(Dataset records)
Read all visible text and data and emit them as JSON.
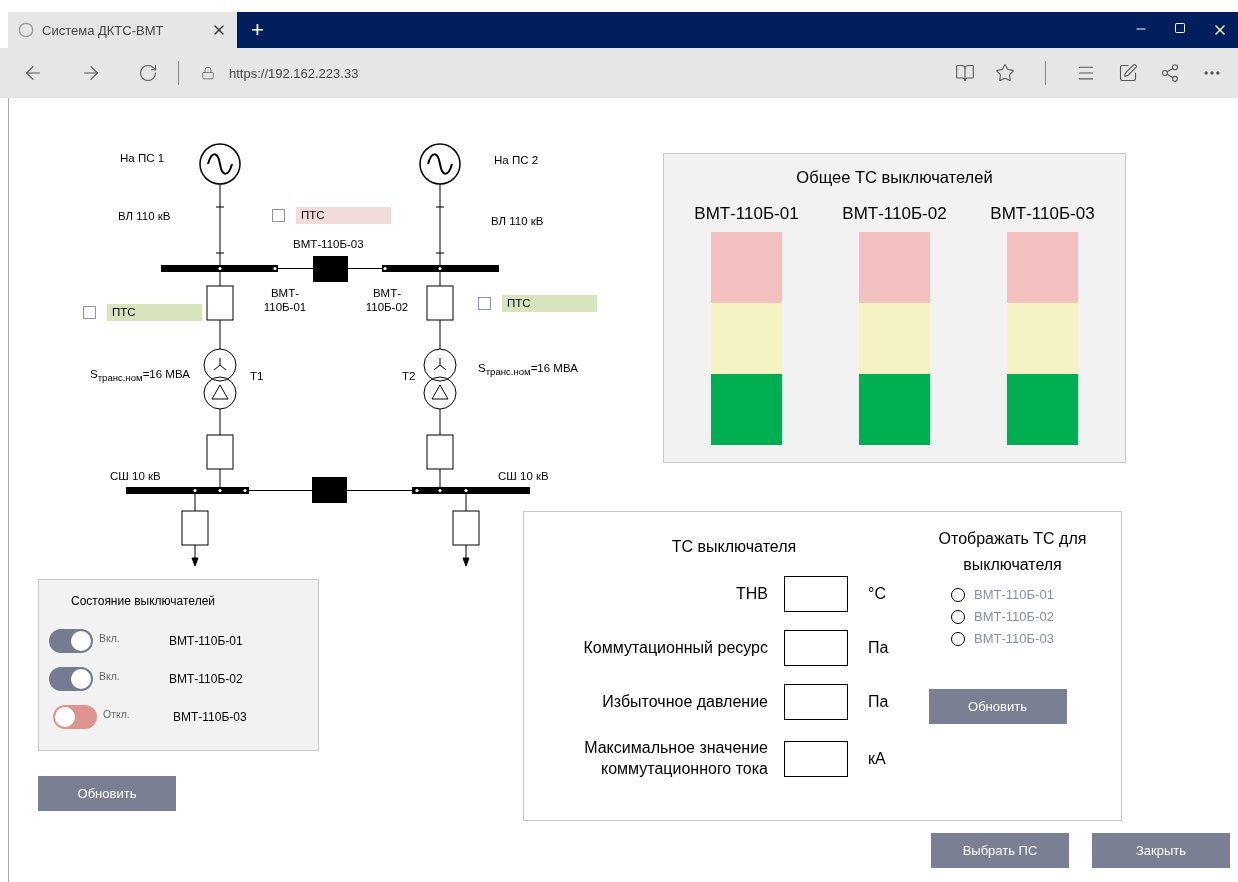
{
  "browser": {
    "tab_title": "Система ДКТС-ВМТ",
    "new_tab": "+",
    "url": "https://192.162.223.33"
  },
  "diagram": {
    "source_labels": [
      "На ПС 1",
      "На ПС 2"
    ],
    "line_labels": [
      "ВЛ 110 кВ",
      "ВЛ 110 кВ"
    ],
    "sectional_breaker": "ВМТ-110Б-03",
    "breaker_labels": [
      "ВМТ-\n110Б-01",
      "ВМТ-\n110Б-02"
    ],
    "power_labels": [
      "S$_{транс.ном}$=16 МВА",
      "S$_{транс.ном}$=16 МВА"
    ],
    "transformer_labels": [
      "Т1",
      "Т2"
    ],
    "bus_labels": [
      "СШ 10 кВ",
      "СШ 10 кВ"
    ],
    "pts": [
      {
        "label": "ПТС",
        "checked": false,
        "color": "#f2dcdb"
      },
      {
        "label": "ПТС",
        "checked": false,
        "color": "#d7e4bd"
      },
      {
        "label": "ПТС",
        "checked": false,
        "color": "#d7e4bd"
      }
    ]
  },
  "overview": {
    "title": "Общее ТС выключателей",
    "columns": [
      "ВМТ-110Б-01",
      "ВМТ-110Б-02",
      "ВМТ-110Б-03"
    ]
  },
  "switch_states": {
    "title": "Состояние выключателей",
    "items": [
      {
        "on": true,
        "state_label": "Вкл.",
        "name": "ВМТ-110Б-01"
      },
      {
        "on": true,
        "state_label": "Вкл.",
        "name": "ВМТ-110Б-02"
      },
      {
        "on": false,
        "state_label": "Откл.",
        "name": "ВМТ-110Б-03"
      }
    ],
    "button": "Обновить"
  },
  "indicators": {
    "title": "ТС выключателя",
    "rows": [
      {
        "label": "ТНВ",
        "unit": "°C"
      },
      {
        "label": "Коммутационный ресурс",
        "unit": "Па"
      },
      {
        "label": "Избыточное давление",
        "unit": "Па"
      },
      {
        "label": "Максимальное значение коммутационного тока",
        "unit": "кА"
      }
    ],
    "selector": {
      "title": "Отображать ТС для выключателя",
      "options": [
        {
          "label": "ВМТ-110Б-01",
          "selected": false
        },
        {
          "label": "ВМТ-110Б-02",
          "selected": false
        },
        {
          "label": "ВМТ-110Б-03",
          "selected": false
        }
      ],
      "button": "Обновить"
    }
  },
  "footer_buttons": [
    "Выбрать ПС",
    "Закрыть"
  ]
}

Stated problem: Copy each line of the listing that holds the word "выключателя".

Expected answer:
    "title": "ТС выключателя",
      "title": "Отображать ТС для выключателя",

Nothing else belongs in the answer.